━━ Record extracts

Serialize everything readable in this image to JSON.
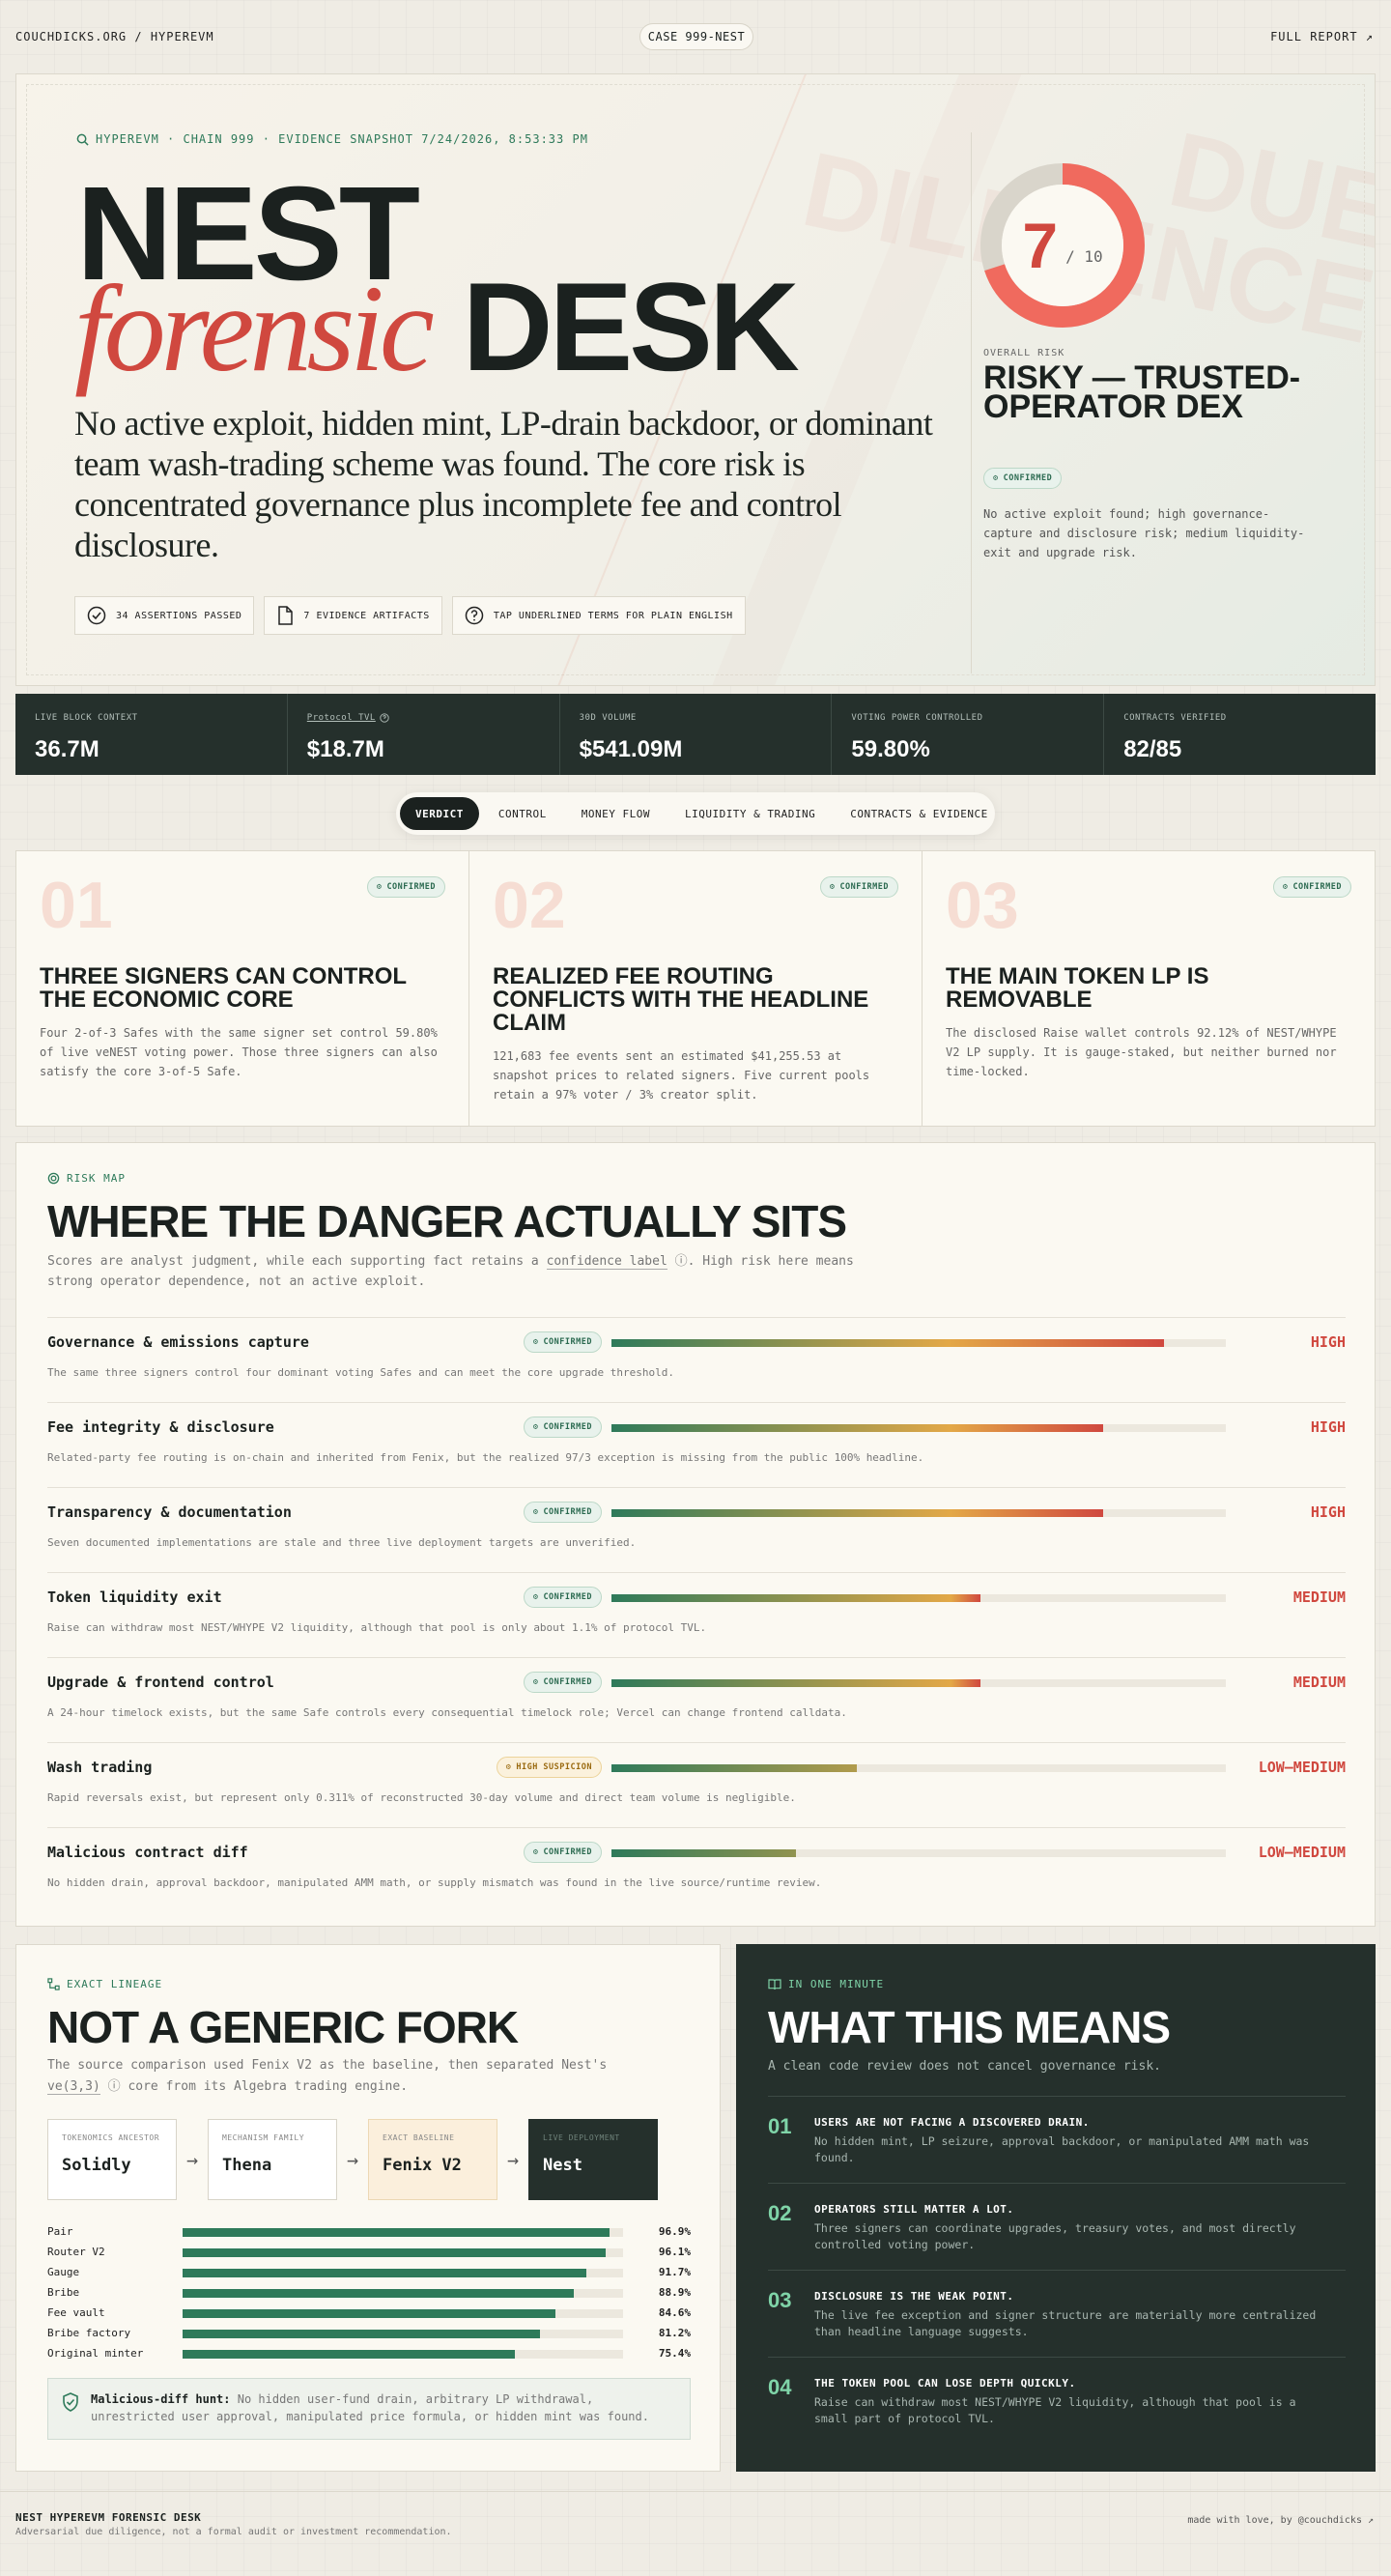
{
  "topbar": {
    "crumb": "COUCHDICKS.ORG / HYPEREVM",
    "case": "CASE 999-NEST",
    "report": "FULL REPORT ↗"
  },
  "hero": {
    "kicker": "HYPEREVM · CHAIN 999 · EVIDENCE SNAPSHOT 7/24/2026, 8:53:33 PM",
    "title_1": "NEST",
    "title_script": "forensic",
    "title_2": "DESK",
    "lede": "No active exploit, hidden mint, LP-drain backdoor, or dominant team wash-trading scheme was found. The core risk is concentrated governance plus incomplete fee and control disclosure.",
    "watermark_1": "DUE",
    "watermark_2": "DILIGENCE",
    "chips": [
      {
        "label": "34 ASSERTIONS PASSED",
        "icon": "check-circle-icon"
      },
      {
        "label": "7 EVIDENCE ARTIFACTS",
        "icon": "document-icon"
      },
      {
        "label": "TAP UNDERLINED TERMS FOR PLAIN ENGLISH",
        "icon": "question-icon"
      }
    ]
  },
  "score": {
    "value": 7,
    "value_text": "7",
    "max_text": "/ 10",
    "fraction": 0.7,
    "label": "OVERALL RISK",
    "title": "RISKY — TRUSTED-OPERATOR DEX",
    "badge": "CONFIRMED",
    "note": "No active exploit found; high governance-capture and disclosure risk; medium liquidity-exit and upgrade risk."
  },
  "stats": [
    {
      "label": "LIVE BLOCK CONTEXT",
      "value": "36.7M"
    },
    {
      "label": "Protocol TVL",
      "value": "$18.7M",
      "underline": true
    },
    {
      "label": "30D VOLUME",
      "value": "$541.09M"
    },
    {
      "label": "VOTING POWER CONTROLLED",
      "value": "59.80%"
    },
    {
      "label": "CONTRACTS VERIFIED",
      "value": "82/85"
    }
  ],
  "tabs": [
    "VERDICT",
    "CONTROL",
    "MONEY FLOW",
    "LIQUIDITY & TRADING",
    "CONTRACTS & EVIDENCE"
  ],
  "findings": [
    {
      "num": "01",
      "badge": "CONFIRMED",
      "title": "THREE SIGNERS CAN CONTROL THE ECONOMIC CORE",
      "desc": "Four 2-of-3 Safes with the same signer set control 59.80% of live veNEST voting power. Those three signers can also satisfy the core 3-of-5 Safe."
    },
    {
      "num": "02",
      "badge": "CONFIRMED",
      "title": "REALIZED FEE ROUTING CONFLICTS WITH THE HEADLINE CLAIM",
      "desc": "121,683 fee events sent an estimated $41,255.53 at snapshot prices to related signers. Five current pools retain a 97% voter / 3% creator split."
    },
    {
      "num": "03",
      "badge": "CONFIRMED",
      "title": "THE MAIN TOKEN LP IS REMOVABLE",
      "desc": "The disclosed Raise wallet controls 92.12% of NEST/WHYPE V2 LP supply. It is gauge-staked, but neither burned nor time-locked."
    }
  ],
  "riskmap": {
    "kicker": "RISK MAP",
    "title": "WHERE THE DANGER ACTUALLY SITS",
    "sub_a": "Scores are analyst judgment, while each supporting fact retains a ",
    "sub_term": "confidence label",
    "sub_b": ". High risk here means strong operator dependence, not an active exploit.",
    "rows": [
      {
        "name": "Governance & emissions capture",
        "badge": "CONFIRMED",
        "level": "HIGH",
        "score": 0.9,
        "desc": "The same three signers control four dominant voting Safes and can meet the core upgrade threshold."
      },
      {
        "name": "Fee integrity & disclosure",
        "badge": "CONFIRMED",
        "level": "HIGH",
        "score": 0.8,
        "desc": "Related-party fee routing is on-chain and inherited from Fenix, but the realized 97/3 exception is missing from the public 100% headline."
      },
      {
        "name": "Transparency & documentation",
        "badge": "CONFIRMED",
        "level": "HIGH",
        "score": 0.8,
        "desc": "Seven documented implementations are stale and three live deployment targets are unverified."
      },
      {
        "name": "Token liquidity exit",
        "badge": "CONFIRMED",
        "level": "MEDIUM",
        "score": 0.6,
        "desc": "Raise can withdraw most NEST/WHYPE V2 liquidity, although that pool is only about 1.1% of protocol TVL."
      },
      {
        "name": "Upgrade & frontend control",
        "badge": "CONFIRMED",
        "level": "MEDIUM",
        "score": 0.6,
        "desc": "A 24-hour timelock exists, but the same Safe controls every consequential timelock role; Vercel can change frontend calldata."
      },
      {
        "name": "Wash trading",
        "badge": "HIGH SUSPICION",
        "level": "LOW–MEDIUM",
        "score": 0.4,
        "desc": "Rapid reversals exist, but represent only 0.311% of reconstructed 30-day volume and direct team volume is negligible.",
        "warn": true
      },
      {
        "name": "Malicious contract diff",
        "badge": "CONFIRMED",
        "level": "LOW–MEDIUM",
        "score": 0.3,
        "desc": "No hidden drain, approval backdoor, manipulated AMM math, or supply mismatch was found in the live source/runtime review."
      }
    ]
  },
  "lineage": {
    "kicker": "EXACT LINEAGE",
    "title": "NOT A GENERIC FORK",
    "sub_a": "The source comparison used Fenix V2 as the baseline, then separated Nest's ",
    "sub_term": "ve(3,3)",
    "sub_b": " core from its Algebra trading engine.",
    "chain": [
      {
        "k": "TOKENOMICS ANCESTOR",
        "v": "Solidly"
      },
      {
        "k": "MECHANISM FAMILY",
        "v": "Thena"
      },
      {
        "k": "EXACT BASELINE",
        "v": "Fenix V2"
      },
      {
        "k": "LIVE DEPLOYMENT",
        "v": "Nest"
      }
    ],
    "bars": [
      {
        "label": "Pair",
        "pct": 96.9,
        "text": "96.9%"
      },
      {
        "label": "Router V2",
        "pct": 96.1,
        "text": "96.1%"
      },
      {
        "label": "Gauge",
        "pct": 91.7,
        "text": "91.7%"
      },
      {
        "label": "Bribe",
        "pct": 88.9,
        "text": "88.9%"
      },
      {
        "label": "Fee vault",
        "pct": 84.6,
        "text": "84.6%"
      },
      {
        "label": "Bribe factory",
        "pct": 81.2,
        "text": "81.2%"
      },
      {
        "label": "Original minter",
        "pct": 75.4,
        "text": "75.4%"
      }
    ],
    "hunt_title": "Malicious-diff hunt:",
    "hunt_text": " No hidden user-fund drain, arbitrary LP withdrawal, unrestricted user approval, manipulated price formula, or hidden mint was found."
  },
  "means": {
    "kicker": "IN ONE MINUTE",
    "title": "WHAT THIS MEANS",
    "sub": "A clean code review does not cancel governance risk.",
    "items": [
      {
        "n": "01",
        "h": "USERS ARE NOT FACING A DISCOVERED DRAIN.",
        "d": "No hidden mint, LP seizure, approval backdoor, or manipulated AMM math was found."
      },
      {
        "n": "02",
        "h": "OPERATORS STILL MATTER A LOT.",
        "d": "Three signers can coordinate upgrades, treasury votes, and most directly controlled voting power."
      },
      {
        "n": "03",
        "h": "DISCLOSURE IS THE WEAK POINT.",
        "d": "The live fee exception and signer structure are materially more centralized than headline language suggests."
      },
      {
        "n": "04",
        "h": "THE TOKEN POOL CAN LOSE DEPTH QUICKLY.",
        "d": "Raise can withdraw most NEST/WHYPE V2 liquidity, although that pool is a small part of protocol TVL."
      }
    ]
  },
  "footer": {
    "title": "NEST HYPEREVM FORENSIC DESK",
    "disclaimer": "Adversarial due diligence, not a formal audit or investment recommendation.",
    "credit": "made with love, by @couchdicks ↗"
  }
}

━━━━

Instructions for the task:
Copy out each line in the listing that has the word "backdoor".

Reply to the exercise:
    "lede": "No active exploit, hidden mint, LP-drain backdoor, or dominant team wash-trading scheme was found. The core risk is concentrated governance plus incomplete fee and control disclosure.",
        "desc": "No hidden drain, approval backdoor, manipulated AMM math, or supply mismatch was found in the live source/runtime review."
        "d": "No hidden mint, LP seizure, approval backdoor, or manipulated AMM math was found."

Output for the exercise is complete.